Aim
Go through the entries below and write each one out exactly.

Records provided
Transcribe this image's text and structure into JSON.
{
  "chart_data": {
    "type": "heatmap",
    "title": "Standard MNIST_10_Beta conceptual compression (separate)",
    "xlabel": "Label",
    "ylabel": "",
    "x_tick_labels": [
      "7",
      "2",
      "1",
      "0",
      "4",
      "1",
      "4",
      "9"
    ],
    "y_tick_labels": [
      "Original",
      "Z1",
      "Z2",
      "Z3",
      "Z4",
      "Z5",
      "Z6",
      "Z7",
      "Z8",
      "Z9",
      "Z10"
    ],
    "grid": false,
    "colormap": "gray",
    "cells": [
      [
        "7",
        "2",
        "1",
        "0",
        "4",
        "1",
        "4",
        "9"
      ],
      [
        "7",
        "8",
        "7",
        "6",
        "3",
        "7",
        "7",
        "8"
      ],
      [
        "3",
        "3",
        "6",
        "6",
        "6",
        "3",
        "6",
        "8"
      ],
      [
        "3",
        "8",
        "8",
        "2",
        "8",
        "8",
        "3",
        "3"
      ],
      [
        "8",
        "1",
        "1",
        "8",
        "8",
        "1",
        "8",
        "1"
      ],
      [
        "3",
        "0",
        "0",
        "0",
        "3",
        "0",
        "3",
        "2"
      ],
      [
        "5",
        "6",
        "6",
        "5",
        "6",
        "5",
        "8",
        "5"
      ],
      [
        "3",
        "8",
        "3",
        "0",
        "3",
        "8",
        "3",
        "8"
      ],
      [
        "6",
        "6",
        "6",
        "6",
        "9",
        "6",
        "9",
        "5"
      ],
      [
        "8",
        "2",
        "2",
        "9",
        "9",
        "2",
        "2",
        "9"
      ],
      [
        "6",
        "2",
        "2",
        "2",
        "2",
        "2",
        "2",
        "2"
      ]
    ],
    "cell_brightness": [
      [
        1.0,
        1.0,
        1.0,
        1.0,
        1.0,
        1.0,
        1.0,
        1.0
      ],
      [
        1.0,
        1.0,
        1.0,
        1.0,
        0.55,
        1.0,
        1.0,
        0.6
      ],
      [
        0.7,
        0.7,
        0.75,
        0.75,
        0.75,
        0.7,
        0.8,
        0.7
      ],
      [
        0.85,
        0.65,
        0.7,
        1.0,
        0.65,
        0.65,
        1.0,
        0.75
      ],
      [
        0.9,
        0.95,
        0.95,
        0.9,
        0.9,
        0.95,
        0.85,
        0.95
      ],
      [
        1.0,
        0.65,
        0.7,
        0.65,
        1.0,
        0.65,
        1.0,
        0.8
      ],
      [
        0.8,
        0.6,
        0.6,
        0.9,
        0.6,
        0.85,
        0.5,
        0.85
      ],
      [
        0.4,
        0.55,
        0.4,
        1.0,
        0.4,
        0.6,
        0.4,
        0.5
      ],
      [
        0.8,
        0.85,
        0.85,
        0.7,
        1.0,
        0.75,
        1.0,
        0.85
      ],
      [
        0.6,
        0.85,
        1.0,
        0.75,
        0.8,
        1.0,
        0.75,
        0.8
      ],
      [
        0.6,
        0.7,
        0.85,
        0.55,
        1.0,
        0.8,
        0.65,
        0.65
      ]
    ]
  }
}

The response
Transcribe this image's text and structure into JSON.
{
  "chart_data": {
    "type": "heatmap",
    "title": "Standard MNIST_10_Beta conceptual compression (separate)",
    "xlabel": "Label",
    "ylabel": "",
    "x_tick_labels": [
      "7",
      "2",
      "1",
      "0",
      "4",
      "1",
      "4",
      "9"
    ],
    "y_tick_labels": [
      "Original",
      "Z1",
      "Z2",
      "Z3",
      "Z4",
      "Z5",
      "Z6",
      "Z7",
      "Z8",
      "Z9",
      "Z10"
    ],
    "grid": false,
    "colormap": "gray",
    "cells": [
      [
        "7",
        "2",
        "1",
        "0",
        "4",
        "1",
        "4",
        "9"
      ],
      [
        "7",
        "8",
        "7",
        "6",
        "3",
        "7",
        "7",
        "8"
      ],
      [
        "3",
        "3",
        "6",
        "6",
        "6",
        "3",
        "6",
        "8"
      ],
      [
        "3",
        "8",
        "8",
        "2",
        "8",
        "8",
        "3",
        "3"
      ],
      [
        "8",
        "1",
        "1",
        "8",
        "8",
        "1",
        "8",
        "1"
      ],
      [
        "3",
        "0",
        "0",
        "0",
        "3",
        "0",
        "3",
        "2"
      ],
      [
        "5",
        "6",
        "6",
        "5",
        "6",
        "5",
        "8",
        "5"
      ],
      [
        "3",
        "8",
        "3",
        "0",
        "3",
        "8",
        "3",
        "8"
      ],
      [
        "6",
        "6",
        "6",
        "6",
        "9",
        "6",
        "9",
        "5"
      ],
      [
        "8",
        "2",
        "2",
        "9",
        "9",
        "2",
        "2",
        "9"
      ],
      [
        "6",
        "2",
        "2",
        "2",
        "2",
        "2",
        "2",
        "2"
      ]
    ],
    "cell_brightness": [
      [
        1.0,
        1.0,
        1.0,
        1.0,
        1.0,
        1.0,
        1.0,
        1.0
      ],
      [
        1.0,
        1.0,
        1.0,
        1.0,
        0.55,
        1.0,
        1.0,
        0.6
      ],
      [
        0.7,
        0.7,
        0.75,
        0.75,
        0.75,
        0.7,
        0.8,
        0.7
      ],
      [
        0.85,
        0.65,
        0.7,
        1.0,
        0.65,
        0.65,
        1.0,
        0.75
      ],
      [
        0.9,
        0.95,
        0.95,
        0.9,
        0.9,
        0.95,
        0.85,
        0.95
      ],
      [
        1.0,
        0.65,
        0.7,
        0.65,
        1.0,
        0.65,
        1.0,
        0.8
      ],
      [
        0.8,
        0.6,
        0.6,
        0.9,
        0.6,
        0.85,
        0.5,
        0.85
      ],
      [
        0.4,
        0.55,
        0.4,
        1.0,
        0.4,
        0.6,
        0.4,
        0.5
      ],
      [
        0.8,
        0.85,
        0.85,
        0.7,
        1.0,
        0.75,
        1.0,
        0.85
      ],
      [
        0.6,
        0.85,
        1.0,
        0.75,
        0.8,
        1.0,
        0.75,
        0.8
      ],
      [
        0.6,
        0.7,
        0.85,
        0.55,
        1.0,
        0.8,
        0.65,
        0.65
      ]
    ]
  }
}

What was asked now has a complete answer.